→ **EXERCISE AIM**:
Go through the records and report each line holding the string "title".

—————

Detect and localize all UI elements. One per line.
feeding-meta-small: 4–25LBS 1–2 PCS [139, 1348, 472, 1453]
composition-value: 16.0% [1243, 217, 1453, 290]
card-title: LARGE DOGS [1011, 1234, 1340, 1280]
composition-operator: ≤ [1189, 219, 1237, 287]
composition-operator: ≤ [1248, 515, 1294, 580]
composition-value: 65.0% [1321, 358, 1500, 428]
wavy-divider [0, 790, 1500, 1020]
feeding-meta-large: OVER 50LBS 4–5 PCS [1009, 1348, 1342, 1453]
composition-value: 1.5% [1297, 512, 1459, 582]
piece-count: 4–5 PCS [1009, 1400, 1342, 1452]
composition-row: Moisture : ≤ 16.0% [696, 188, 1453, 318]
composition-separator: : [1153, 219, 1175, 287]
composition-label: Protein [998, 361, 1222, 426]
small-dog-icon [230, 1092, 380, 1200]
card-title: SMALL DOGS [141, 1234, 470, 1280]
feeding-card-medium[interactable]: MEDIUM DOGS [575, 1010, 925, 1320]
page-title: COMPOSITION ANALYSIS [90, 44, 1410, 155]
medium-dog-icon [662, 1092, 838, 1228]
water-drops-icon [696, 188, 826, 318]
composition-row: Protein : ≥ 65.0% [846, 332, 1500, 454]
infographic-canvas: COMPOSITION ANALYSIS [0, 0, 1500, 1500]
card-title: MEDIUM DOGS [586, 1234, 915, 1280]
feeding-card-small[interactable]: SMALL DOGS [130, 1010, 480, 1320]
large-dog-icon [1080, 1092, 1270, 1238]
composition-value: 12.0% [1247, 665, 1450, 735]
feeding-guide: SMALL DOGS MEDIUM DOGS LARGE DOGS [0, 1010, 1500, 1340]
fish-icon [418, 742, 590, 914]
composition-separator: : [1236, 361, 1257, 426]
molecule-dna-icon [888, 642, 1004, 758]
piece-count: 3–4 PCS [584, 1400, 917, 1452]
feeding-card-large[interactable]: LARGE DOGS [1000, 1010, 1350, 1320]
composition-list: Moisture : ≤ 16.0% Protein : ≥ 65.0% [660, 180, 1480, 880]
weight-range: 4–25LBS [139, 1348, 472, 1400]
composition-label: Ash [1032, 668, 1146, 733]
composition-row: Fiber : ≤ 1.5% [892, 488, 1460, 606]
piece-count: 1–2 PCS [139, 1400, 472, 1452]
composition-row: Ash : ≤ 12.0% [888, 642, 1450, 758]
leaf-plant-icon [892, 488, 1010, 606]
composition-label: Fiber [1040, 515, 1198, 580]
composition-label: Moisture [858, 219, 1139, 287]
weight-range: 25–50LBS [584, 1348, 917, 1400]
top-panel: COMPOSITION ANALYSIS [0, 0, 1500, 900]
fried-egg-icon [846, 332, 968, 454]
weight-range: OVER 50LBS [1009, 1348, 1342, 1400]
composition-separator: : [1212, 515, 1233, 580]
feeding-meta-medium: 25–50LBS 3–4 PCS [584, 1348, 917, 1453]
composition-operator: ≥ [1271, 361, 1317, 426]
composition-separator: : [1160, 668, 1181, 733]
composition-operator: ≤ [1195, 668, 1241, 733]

—————

→ **RESULT OF THE EXERCISE**:
card-title: LARGE DOGS [1011, 1234, 1340, 1280]
card-title: SMALL DOGS [141, 1234, 470, 1280]
page-title: COMPOSITION ANALYSIS [90, 44, 1410, 155]
card-title: MEDIUM DOGS [586, 1234, 915, 1280]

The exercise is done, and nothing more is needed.